(Stored data entries)
───

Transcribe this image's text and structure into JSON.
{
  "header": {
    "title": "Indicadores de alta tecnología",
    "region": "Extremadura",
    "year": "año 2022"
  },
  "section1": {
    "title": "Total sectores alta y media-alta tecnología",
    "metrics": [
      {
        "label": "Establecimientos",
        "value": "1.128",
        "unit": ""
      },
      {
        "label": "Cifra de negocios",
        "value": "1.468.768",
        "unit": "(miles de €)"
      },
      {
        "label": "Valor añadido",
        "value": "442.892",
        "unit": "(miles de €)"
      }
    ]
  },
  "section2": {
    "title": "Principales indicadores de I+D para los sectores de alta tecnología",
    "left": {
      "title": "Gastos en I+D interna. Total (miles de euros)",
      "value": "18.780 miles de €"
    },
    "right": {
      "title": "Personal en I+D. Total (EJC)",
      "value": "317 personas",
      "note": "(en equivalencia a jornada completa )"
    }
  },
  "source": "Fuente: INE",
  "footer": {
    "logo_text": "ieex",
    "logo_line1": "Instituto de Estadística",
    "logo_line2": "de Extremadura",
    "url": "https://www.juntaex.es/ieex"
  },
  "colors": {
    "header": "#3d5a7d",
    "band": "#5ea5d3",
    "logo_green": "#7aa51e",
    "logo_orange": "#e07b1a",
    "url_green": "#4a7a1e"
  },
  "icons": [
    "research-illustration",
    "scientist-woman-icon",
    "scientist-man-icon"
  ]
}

───

_WORK TO DO_: Where a line above includes "miles", copy that line.

_FINISHED ANSWER_:
        "unit": "(miles de €)"
        "unit": "(miles de €)"
      "title": "Gastos en I+D interna. Total (miles de euros)",
      "value": "18.780 miles de €"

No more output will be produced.